YOUR OBJECTIVE: How many lines of these entries hold the string "this"? Answer with the number alone.

Raw records:
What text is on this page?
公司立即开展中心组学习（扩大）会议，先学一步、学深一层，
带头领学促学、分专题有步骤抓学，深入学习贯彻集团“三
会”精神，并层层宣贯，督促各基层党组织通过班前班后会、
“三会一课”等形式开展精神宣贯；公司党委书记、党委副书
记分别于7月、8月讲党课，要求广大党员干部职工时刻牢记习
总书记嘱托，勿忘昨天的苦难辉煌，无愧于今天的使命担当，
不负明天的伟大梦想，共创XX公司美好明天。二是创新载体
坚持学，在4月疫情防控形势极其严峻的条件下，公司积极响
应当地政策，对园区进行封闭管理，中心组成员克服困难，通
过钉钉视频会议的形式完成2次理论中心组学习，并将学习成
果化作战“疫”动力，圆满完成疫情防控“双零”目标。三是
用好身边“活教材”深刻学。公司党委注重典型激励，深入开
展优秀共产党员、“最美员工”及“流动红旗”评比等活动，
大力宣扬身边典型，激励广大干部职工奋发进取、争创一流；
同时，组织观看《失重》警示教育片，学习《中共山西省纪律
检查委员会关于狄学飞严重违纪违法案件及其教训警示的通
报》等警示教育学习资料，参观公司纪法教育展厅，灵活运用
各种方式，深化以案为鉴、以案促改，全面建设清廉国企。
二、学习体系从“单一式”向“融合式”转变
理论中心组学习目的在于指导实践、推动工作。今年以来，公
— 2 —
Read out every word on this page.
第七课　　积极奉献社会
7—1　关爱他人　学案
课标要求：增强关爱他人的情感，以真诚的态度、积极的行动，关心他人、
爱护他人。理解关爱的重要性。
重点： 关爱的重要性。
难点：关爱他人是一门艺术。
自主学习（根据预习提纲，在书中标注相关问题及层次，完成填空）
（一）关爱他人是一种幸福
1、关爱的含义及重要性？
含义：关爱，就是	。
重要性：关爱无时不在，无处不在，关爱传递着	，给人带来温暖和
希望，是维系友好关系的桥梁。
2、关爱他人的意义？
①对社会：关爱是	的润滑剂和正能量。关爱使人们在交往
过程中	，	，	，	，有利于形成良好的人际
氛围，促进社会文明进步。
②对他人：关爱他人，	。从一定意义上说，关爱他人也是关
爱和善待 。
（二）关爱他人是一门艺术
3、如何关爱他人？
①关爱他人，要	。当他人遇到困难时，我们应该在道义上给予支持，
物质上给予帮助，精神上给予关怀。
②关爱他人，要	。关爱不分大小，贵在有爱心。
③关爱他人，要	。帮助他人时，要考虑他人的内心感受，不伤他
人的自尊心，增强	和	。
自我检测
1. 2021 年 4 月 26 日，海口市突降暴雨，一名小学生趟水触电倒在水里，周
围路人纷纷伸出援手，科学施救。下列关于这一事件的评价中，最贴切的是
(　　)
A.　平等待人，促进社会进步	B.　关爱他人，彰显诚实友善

CORRECT RESPONSE: 2